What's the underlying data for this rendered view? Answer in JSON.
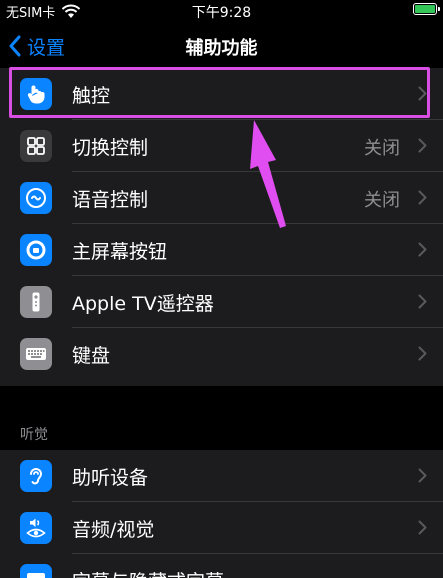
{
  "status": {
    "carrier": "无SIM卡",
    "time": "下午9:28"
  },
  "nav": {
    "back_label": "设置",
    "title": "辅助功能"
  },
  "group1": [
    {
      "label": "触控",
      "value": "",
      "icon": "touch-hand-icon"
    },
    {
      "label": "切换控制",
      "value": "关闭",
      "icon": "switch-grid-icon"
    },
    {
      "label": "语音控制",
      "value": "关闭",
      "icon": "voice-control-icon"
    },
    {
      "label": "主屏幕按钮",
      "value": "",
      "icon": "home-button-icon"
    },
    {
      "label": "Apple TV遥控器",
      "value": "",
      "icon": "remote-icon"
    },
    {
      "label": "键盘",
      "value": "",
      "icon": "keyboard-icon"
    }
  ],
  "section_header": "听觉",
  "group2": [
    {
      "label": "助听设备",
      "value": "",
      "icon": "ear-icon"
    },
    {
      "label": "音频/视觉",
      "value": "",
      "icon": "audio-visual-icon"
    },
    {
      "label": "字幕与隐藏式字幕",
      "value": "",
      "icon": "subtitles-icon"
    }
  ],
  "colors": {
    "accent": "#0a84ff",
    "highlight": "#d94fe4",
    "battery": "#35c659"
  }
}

DIRECTION: Pick out every line above that holds the word "icon" and copy it.

THE COMPLETED TASK:
      "icon": "touch-hand-icon"
      "icon": "switch-grid-icon"
      "icon": "voice-control-icon"
      "icon": "home-button-icon"
      "icon": "remote-icon"
      "icon": "keyboard-icon"
      "icon": "ear-icon"
      "icon": "audio-visual-icon"
      "icon": "subtitles-icon"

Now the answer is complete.